§ Task goal: Scan the entries below and count the lines holding the string "przyjętych". Supply only the number.

§ Records supplied:
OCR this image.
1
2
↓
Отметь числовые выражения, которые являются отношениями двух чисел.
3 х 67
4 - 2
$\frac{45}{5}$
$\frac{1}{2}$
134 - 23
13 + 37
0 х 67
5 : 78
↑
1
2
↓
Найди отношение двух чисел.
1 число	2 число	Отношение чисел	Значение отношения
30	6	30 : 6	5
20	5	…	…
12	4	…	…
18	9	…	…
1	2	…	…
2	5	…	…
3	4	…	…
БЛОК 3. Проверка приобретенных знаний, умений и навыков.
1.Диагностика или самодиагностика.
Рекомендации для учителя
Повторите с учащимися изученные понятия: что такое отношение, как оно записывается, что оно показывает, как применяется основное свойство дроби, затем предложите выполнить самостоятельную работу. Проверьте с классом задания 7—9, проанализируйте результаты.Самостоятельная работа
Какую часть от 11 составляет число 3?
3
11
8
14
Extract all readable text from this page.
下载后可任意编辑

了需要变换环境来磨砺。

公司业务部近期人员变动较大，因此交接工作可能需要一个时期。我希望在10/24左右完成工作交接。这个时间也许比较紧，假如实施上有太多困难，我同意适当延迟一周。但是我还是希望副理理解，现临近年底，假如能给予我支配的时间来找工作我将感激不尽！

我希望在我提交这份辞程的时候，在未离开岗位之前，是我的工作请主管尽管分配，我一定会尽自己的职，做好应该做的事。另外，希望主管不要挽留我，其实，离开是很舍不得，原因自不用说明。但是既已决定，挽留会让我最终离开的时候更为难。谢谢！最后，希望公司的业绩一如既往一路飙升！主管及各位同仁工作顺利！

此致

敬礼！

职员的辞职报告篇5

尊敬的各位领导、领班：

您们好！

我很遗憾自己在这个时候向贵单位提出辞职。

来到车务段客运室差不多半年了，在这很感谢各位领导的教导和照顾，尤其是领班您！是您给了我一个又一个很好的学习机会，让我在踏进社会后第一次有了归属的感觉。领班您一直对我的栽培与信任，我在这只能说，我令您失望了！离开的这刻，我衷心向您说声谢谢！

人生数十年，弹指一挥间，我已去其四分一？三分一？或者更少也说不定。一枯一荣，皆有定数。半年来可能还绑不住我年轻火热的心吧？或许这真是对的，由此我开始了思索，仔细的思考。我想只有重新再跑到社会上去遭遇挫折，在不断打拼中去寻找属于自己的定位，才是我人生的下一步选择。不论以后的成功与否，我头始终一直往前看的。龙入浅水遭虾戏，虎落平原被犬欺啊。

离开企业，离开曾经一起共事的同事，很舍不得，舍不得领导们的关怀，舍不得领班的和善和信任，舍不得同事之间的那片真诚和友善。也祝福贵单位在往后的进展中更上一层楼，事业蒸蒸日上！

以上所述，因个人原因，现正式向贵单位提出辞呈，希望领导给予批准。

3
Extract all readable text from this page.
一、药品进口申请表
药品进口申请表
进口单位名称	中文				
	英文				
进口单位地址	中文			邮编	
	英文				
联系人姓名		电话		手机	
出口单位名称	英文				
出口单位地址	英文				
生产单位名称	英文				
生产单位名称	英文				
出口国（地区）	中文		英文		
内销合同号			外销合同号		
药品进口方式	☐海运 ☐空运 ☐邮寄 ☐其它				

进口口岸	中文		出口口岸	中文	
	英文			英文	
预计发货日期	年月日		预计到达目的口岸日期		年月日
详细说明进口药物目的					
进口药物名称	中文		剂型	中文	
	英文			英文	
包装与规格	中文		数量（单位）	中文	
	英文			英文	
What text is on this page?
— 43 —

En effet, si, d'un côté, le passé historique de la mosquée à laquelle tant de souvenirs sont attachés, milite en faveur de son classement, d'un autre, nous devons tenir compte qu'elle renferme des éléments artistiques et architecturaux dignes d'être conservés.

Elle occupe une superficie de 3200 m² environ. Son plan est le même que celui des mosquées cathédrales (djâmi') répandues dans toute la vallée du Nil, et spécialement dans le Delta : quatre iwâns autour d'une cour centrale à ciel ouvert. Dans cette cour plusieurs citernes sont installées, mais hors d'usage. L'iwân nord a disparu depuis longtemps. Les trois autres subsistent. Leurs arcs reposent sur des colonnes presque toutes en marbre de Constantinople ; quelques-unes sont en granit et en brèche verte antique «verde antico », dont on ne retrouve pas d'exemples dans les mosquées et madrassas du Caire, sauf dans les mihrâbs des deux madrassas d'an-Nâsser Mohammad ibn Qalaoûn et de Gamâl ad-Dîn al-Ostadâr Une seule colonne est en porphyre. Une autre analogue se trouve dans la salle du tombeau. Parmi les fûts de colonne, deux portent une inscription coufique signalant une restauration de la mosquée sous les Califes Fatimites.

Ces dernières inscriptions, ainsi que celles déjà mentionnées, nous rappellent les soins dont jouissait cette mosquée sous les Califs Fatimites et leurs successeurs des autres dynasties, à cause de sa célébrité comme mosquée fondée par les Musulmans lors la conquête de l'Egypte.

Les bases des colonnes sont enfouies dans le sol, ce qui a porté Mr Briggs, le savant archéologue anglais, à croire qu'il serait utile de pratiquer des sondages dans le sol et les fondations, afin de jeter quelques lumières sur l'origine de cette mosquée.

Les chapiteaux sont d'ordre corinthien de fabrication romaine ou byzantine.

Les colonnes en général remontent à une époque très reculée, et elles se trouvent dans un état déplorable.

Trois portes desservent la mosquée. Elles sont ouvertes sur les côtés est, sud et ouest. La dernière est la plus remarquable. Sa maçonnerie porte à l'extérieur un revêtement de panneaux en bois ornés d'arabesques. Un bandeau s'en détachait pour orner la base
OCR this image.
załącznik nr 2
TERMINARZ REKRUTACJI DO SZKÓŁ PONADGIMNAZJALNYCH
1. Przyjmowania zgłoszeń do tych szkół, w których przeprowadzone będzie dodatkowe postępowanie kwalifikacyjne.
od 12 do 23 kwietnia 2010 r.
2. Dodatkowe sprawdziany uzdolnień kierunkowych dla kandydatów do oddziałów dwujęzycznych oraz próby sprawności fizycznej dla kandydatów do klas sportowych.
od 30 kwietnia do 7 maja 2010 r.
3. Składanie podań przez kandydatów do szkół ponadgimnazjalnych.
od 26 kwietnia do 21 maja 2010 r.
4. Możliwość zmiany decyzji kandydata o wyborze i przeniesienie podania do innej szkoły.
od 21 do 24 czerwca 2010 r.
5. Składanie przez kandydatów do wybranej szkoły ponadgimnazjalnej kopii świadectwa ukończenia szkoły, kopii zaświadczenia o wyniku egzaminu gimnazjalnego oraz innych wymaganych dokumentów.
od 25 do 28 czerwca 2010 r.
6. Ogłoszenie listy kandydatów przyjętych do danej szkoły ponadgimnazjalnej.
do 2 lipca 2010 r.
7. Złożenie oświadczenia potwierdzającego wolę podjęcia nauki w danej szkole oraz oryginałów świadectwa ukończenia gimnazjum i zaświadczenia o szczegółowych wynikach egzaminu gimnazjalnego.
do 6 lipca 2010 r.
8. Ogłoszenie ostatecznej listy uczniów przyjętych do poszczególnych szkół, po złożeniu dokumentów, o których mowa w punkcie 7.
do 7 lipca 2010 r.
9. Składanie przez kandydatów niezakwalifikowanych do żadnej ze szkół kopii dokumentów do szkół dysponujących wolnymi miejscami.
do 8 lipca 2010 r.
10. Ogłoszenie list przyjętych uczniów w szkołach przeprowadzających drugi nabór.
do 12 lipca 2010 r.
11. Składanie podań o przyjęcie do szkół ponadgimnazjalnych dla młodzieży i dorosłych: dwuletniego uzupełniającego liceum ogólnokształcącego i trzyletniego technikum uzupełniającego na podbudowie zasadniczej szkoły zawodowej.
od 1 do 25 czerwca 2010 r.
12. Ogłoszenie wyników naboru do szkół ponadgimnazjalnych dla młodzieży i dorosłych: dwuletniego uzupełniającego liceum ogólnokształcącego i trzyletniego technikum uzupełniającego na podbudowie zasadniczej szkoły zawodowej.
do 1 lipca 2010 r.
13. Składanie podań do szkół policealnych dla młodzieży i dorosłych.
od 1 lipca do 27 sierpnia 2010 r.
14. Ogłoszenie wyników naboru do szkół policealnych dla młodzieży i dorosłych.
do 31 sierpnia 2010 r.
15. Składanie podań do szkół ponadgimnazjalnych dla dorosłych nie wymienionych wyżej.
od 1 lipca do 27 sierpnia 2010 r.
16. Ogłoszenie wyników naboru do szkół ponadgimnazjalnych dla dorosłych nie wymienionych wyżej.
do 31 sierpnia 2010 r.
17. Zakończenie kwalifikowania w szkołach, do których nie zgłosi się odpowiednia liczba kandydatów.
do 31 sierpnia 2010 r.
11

§ Response below: 3